Anindita S Thayf
Minggu Pagi, IV/Feb/2018
Beberapa bulan lalu, seorang pengarang laki-laki kelahiran Jepang berkewarganegaraan Inggris, Kazuo Ishiguro, terpilih sebagai peraih penghargaan Nobel Sastra 2017. Sebagaimana biasa, kemenangan ini memicu banyak pertanyaan tentang seberapa hebat karya Ishiguro hingga mampu mengalahkan para pesaingnya. Namun, tidak ada satu pun yang melempar tanya, "Bagaimana seandainya Ishiguro seorang perempuan?" Meski tampak sepele dan seakan tidak berkaitan langsung dengan Nobel, pertanyaan ini penting sebab bisa membuka pandangan seputar posisi pengarang perempuan di atas panggung sastra dunia.
Dalam pernyataan yang dilansir oleh theatlantic.com, Ishiguro membeberkan proses kreatifnya sebagai pengarang. Ungkapnya, dia menulis mulai pukul 9 pagi hingga pukul 11 malam, setiap hari. Di sela-sela itu, dia beristirahat makan siang selama satu jam dan makan malam dua jam. Seandainya Ishiguro seorang perempuan, bisakah dia mempunyai jam kerja seperti ini?
Kita bisa memakai cara Virginia Woolf ketika membandingkan Shakespeare dengan Judith, adik perempuan imajinernya. Sebagaimana perempuan pada umumnya, seorang pengarang perempuan juga hidup dalam lanskap patriarkal. Dalam kondisi ini, dia tidak bebas dari beban tugas-tugas domestik yang sudah ditetapkan untuknya. Oleh karena itu, seorang pengarang perempuan juga tetap dituntut untuk menyelesaikan tetek-bengek urusan rumah tangga, mulai dari mengurus anak, melayani suami, memasak, membersihkan rumah, mencuci pakaian, hingga memastikan semua anggota keluarga pulang ke rumah dengan selamat di ujung hari. Di antara deretan tugas domestik sebanyak itu, seorang pengarang perempuan mestilah pandai menyisihkan waktu demi bisa menulis.

→ SOAL LATIHAN
Tuliskan kembali bagian esai tentang posisi pengarang perempuan, mulai dari "Dalam pernyataan yang" sampai "kerja seperti ini?", tanpa mengubah satu kata pun. Data berikut tidak diperlukan untuk mengerjakan soal.

→ KUMPULAN DATA
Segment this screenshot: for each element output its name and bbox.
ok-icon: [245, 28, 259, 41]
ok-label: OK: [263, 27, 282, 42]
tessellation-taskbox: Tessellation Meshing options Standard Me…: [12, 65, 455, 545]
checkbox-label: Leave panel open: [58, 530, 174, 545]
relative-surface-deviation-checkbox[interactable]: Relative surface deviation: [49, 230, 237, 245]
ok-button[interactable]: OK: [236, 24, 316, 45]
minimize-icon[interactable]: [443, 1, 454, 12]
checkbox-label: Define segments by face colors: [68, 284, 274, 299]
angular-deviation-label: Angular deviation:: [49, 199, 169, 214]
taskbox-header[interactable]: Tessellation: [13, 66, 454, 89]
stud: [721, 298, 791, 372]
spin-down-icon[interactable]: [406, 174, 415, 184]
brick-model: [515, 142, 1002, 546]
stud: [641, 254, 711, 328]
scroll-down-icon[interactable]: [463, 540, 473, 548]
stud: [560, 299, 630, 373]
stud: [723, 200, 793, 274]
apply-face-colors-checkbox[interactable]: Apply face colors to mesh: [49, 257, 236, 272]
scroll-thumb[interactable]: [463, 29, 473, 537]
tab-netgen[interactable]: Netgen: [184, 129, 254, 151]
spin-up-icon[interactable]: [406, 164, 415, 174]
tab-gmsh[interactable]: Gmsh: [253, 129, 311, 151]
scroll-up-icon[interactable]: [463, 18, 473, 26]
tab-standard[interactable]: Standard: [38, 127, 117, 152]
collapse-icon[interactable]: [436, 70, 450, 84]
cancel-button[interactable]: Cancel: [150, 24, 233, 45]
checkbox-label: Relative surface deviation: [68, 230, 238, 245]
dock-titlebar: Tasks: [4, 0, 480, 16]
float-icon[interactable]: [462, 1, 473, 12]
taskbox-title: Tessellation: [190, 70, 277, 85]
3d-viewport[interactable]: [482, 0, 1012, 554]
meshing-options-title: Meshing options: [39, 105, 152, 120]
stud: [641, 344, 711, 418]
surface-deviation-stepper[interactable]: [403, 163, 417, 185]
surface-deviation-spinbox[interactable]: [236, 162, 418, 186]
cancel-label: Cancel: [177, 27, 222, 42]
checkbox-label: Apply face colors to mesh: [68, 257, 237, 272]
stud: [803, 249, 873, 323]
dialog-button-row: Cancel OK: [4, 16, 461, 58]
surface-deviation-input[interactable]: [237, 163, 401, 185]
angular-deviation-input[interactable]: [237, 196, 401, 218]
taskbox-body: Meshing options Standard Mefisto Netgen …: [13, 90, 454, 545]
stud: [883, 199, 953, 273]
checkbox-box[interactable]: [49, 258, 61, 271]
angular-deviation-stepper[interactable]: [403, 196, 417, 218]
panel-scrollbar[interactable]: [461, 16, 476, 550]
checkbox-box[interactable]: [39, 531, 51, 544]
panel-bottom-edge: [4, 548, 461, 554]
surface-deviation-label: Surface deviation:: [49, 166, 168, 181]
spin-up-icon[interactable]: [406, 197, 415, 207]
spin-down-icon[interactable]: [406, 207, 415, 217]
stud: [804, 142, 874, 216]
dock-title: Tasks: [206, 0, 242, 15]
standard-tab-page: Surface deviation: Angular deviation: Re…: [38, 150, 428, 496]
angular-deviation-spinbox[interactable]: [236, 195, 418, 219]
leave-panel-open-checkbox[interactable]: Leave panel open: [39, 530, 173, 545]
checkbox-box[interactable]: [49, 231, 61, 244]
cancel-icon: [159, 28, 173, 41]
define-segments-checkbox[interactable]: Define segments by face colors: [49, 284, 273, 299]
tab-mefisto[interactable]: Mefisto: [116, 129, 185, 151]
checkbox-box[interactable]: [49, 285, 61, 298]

→ JAWABAN SOAL
Dalam pernyataan yang dilansir oleh theatlantic.com, Ishiguro membeberkan proses kreatifnya sebagai pengarang. Ungkapnya, dia menulis mulai pukul 9 pagi hingga pukul 11 malam, setiap hari. Di sela-sela itu, dia beristirahat makan siang selama satu jam dan makan malam dua jam. Seandainya Ishiguro seorang perempuan, bisakah dia mempunyai jam kerja seperti ini?